• [WRITTEN INSTRUCTION]: Identify the lines that contain the string "Escenario" and copy all of them.

• [PROVIDED MATERIAL]:
*-*-*

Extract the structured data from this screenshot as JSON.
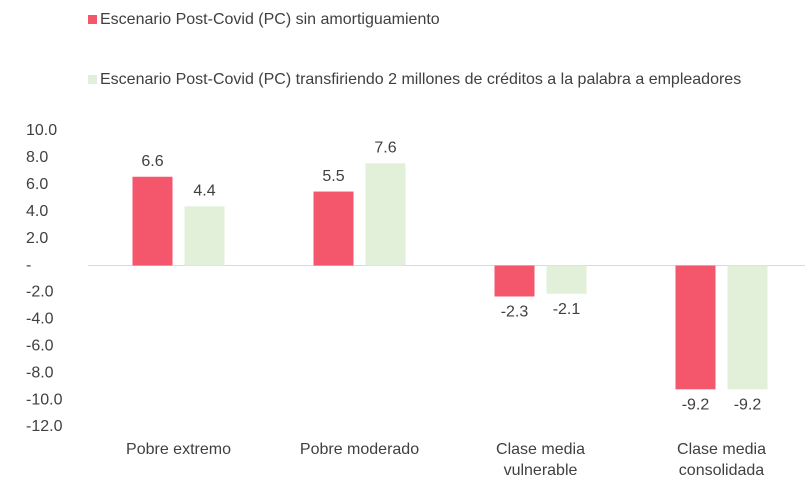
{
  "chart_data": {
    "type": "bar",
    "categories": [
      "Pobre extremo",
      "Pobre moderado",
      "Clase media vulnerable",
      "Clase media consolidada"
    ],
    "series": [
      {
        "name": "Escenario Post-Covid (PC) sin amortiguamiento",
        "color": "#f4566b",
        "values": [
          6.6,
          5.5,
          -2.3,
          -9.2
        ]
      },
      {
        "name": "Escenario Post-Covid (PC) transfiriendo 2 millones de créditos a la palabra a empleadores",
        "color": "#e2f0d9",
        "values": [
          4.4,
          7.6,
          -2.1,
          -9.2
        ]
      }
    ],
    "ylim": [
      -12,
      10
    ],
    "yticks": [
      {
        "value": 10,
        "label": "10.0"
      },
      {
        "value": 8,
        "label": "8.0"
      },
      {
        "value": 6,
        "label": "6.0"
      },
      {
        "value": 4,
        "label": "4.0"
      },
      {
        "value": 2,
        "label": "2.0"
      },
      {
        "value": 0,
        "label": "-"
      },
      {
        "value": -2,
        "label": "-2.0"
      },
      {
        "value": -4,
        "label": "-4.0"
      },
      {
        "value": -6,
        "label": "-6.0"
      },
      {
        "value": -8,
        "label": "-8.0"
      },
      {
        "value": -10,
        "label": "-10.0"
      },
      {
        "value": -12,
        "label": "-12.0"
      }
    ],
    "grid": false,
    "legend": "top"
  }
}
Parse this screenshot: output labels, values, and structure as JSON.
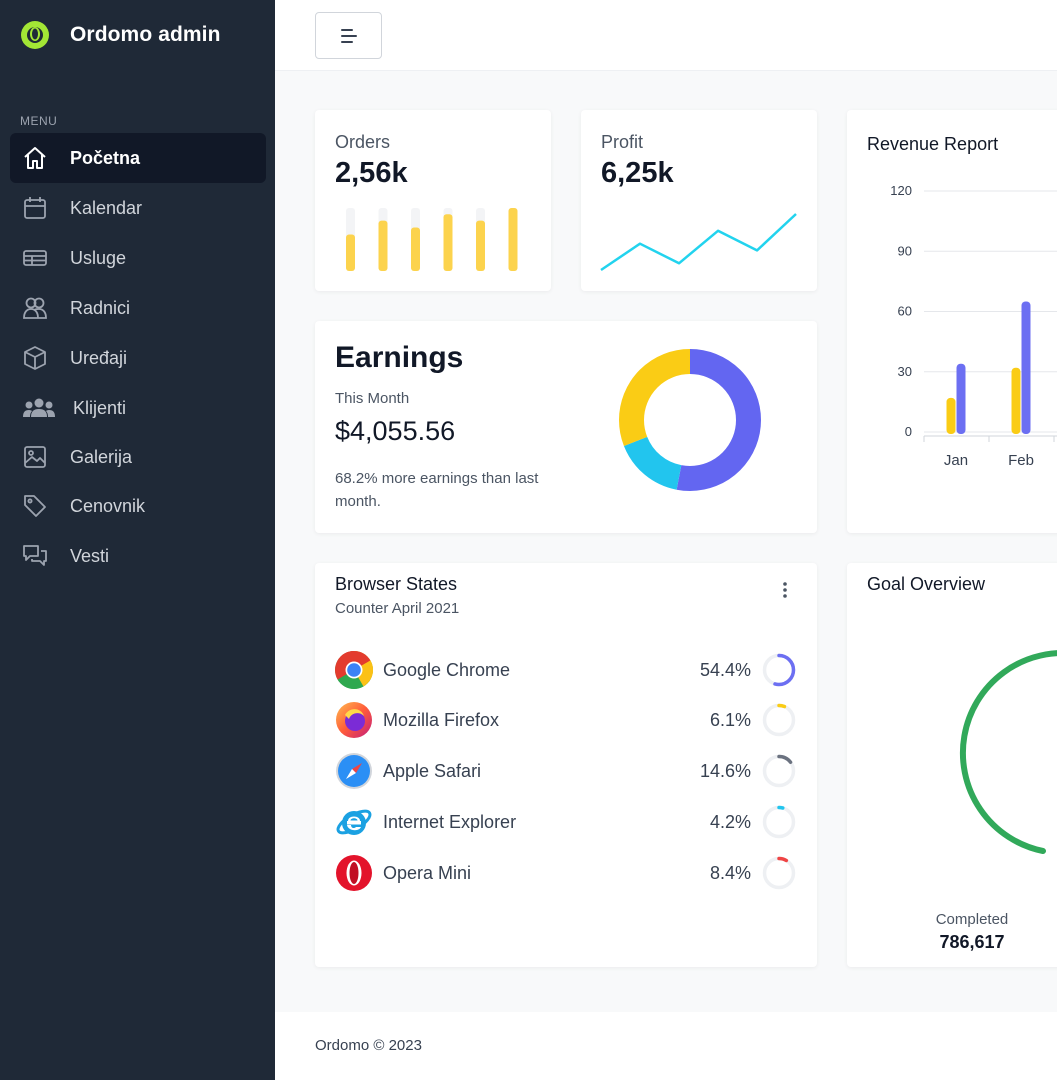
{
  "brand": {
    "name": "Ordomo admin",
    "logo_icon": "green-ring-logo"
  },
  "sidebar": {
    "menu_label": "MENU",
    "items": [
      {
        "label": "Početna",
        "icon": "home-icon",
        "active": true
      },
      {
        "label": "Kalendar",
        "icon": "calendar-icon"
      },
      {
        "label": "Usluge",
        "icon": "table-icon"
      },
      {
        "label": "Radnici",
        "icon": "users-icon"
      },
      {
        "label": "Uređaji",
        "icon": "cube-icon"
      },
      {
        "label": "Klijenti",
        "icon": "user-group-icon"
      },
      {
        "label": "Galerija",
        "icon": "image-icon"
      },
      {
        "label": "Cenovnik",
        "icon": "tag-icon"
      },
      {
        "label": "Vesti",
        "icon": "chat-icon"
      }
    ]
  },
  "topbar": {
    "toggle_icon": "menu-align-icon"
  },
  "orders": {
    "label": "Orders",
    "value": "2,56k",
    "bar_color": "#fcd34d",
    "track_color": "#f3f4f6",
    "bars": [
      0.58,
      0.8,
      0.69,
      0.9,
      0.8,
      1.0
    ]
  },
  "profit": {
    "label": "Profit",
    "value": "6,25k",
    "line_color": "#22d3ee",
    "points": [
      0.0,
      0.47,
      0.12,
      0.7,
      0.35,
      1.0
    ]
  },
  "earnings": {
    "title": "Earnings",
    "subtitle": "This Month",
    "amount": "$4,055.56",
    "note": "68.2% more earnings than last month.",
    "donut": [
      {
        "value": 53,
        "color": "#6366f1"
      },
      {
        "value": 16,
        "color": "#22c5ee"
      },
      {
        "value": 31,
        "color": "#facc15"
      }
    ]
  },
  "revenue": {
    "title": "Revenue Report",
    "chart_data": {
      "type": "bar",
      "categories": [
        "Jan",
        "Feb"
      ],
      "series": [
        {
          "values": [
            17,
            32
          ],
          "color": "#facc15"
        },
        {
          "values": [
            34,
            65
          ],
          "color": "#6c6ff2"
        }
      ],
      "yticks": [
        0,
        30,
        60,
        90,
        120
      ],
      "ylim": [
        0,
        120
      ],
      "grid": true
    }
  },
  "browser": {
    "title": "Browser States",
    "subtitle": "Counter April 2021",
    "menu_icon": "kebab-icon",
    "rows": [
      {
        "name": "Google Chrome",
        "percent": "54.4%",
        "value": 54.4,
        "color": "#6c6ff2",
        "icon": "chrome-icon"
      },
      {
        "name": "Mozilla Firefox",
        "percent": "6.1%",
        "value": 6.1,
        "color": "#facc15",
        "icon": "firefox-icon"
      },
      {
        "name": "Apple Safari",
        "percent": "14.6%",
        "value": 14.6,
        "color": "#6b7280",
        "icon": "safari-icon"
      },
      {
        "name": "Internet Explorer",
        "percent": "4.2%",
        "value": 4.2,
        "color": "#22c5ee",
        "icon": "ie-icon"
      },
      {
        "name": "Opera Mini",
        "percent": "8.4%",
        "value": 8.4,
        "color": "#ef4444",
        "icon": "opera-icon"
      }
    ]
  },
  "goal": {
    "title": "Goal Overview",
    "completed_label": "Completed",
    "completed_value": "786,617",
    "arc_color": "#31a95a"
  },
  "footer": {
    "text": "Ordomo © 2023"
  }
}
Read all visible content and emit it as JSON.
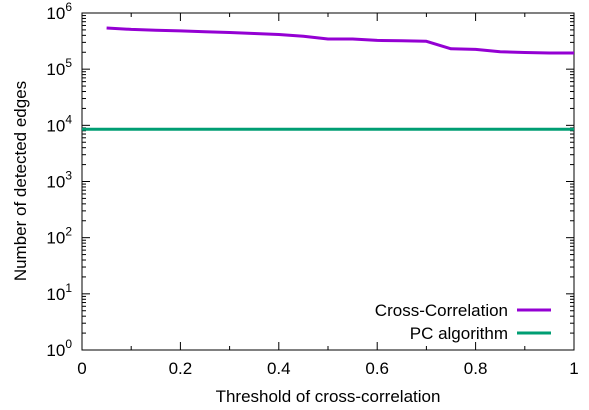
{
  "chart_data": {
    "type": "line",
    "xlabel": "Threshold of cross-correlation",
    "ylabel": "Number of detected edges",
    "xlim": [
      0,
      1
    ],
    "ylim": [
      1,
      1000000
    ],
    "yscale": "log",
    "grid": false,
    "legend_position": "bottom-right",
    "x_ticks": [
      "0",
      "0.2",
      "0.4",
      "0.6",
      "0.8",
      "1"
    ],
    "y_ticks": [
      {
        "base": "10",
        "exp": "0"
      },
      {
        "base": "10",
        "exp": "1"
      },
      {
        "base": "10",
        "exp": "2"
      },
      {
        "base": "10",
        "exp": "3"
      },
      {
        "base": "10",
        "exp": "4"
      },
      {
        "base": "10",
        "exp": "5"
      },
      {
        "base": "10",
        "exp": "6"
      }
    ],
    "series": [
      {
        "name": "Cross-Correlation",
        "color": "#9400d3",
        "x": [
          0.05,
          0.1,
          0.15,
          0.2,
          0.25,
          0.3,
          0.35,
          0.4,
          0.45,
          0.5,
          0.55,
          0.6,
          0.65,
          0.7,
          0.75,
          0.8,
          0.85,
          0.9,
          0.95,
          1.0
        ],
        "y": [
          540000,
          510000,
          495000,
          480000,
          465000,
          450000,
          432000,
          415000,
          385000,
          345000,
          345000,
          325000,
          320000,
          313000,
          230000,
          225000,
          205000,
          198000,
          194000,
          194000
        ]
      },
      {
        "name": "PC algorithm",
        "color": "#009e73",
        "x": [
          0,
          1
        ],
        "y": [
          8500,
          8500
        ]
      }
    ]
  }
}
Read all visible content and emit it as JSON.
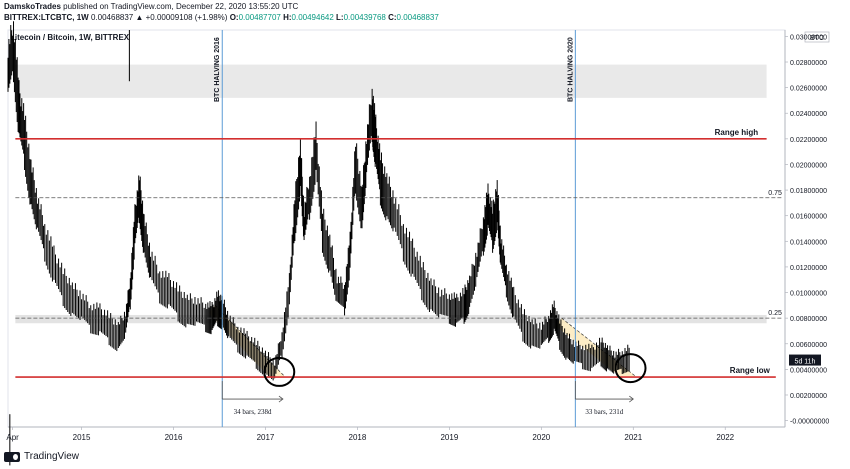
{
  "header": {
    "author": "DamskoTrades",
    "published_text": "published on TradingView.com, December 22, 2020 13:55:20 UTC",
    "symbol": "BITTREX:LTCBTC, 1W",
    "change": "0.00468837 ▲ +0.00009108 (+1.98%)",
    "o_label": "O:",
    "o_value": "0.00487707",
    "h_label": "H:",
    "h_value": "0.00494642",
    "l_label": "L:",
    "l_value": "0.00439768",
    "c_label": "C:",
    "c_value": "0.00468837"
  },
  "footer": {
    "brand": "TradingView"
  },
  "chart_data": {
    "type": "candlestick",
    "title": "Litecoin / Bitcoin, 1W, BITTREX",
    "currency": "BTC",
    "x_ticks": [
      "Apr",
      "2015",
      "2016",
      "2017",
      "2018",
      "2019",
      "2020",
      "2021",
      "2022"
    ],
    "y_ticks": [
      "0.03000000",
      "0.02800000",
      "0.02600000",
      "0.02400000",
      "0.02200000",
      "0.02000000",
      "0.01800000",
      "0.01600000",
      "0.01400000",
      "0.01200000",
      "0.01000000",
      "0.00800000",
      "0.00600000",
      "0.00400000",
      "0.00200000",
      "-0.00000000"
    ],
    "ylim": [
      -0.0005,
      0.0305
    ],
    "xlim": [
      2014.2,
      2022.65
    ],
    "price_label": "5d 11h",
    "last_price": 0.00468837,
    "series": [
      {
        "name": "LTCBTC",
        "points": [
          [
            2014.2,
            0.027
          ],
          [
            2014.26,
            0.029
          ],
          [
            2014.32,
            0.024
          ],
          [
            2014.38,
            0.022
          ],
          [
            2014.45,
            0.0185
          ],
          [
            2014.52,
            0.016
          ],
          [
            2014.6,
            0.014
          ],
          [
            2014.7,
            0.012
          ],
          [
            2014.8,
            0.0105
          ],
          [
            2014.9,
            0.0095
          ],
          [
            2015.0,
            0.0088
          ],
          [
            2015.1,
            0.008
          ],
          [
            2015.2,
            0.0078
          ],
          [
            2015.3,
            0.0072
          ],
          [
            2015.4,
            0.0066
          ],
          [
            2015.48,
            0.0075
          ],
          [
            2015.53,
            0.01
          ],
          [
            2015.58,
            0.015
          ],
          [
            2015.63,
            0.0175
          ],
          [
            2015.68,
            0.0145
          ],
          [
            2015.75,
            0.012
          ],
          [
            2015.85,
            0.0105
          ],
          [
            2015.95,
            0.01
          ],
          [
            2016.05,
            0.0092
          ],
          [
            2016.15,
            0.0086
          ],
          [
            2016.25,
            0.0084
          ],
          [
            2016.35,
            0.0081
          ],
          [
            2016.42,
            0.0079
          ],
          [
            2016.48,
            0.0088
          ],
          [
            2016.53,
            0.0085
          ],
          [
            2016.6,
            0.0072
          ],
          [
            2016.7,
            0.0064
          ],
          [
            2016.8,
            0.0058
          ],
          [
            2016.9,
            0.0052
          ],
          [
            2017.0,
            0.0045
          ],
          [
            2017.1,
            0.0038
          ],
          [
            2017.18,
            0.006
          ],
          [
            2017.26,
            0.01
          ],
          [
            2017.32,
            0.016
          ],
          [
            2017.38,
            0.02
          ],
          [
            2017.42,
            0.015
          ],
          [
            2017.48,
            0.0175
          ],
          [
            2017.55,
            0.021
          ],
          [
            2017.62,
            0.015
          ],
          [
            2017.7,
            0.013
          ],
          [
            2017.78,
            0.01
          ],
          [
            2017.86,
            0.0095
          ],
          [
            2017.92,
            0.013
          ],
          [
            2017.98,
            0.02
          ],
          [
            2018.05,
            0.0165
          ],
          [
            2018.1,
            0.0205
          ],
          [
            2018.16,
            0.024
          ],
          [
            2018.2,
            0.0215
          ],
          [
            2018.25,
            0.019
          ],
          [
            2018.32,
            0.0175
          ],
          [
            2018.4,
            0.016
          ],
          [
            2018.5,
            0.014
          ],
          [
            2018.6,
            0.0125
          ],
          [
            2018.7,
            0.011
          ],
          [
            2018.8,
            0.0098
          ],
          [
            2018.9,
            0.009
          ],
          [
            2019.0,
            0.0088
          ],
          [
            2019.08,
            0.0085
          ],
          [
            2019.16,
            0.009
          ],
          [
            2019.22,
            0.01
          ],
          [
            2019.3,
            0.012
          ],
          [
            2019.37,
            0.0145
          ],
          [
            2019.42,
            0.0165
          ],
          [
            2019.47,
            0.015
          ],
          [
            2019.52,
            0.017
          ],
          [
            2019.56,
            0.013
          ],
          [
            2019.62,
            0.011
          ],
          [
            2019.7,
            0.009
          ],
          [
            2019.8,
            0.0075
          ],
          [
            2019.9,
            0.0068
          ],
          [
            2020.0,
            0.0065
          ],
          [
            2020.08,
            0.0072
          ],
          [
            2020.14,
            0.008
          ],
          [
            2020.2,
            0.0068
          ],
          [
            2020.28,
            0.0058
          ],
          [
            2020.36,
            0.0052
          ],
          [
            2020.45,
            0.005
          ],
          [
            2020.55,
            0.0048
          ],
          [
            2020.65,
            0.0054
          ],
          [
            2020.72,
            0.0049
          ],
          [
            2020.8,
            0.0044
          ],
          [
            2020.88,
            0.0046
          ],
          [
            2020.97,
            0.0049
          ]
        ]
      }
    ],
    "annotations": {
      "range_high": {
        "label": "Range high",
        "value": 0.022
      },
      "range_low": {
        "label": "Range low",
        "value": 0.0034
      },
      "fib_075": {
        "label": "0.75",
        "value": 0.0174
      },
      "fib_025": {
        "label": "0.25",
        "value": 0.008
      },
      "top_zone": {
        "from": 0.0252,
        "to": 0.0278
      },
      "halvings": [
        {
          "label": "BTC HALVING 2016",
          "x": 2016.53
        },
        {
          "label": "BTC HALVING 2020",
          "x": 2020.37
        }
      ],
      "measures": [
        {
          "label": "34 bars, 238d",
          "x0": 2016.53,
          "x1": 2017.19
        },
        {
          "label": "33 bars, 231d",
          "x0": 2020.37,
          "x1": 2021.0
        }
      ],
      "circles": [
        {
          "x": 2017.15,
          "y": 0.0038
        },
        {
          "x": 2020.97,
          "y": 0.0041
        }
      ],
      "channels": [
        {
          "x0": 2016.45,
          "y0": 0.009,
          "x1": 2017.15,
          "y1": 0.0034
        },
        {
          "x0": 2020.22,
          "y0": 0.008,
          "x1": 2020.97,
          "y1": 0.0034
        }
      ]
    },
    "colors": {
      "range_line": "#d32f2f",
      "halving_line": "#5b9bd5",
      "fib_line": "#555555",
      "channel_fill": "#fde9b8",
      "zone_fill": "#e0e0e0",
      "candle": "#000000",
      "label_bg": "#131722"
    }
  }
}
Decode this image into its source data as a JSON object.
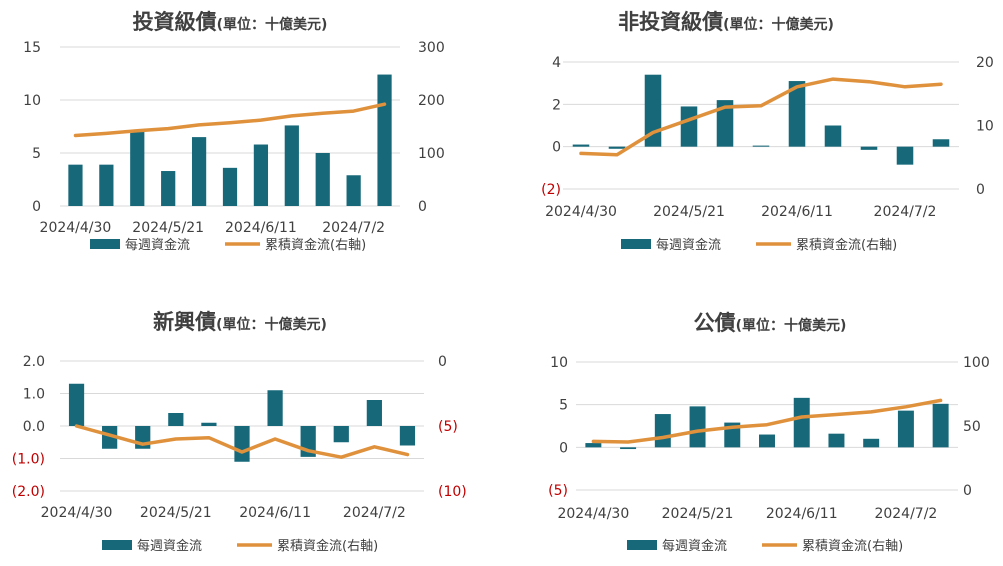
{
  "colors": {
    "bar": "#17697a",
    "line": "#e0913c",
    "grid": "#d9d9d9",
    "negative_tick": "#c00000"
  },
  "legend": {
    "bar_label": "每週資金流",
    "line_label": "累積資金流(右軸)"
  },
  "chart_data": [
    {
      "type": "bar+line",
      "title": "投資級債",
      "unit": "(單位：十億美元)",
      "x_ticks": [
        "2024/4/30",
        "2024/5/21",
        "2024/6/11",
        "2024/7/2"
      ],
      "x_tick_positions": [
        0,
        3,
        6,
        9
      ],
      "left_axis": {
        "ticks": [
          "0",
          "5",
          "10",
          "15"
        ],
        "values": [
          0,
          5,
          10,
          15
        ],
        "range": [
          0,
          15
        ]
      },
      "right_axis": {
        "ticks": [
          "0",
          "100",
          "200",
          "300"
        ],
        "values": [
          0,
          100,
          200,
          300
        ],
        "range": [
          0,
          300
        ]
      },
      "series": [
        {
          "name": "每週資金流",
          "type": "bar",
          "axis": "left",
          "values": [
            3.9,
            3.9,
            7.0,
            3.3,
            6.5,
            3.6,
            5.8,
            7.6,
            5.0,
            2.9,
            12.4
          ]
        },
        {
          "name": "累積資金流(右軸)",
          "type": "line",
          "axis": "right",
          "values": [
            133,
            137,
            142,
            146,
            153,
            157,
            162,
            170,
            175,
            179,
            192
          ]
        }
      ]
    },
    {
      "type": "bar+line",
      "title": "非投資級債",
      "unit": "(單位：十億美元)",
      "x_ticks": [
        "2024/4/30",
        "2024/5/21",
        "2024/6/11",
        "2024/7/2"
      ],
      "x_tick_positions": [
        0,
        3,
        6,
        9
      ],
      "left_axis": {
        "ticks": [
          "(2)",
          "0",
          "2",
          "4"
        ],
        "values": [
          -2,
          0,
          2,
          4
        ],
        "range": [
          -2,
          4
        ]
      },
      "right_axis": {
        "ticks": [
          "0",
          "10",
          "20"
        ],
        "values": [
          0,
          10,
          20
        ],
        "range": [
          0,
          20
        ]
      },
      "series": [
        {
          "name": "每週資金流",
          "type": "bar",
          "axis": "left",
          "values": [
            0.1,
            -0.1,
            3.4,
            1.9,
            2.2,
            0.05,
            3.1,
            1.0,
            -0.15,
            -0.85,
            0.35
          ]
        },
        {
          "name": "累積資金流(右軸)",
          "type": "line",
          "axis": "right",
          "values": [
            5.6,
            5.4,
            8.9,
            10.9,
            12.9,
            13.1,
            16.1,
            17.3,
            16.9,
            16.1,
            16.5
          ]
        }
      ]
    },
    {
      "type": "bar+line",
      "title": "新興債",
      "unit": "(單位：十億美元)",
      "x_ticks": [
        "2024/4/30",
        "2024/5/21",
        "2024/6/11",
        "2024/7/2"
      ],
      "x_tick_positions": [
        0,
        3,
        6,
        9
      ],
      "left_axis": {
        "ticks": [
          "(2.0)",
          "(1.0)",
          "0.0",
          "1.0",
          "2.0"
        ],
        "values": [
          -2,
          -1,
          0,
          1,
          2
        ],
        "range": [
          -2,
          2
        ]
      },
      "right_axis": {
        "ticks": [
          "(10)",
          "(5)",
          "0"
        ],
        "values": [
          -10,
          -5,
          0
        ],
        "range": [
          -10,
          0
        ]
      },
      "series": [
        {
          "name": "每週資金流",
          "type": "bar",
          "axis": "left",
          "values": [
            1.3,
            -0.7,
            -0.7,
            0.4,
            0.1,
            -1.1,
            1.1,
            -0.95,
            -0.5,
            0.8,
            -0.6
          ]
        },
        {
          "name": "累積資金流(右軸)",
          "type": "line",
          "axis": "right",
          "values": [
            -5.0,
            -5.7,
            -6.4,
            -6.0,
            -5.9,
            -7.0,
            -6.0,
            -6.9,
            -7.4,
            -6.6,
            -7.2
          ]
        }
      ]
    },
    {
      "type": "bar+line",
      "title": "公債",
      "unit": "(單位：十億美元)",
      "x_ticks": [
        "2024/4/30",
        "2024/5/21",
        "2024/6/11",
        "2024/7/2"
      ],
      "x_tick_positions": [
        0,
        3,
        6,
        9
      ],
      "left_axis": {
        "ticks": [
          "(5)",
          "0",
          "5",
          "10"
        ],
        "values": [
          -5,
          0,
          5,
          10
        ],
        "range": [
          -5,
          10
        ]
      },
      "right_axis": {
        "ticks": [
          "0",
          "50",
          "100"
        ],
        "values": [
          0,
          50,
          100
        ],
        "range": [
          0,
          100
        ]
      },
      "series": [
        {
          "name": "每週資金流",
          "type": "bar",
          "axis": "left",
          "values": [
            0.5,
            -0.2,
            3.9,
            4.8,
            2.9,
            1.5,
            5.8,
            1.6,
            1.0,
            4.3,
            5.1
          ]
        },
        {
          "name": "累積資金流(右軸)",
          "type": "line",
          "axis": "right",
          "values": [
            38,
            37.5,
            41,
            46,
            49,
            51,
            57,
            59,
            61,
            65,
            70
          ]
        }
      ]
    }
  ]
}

*-*-*

• [FINAL ANSWER]:
        "name": "Escenario Post-Covid (PC) sin amortiguamiento",
        "name": "Escenario Post-Covid (PC) transfiriendo 2 millones de créditos a la palabra a empleadores",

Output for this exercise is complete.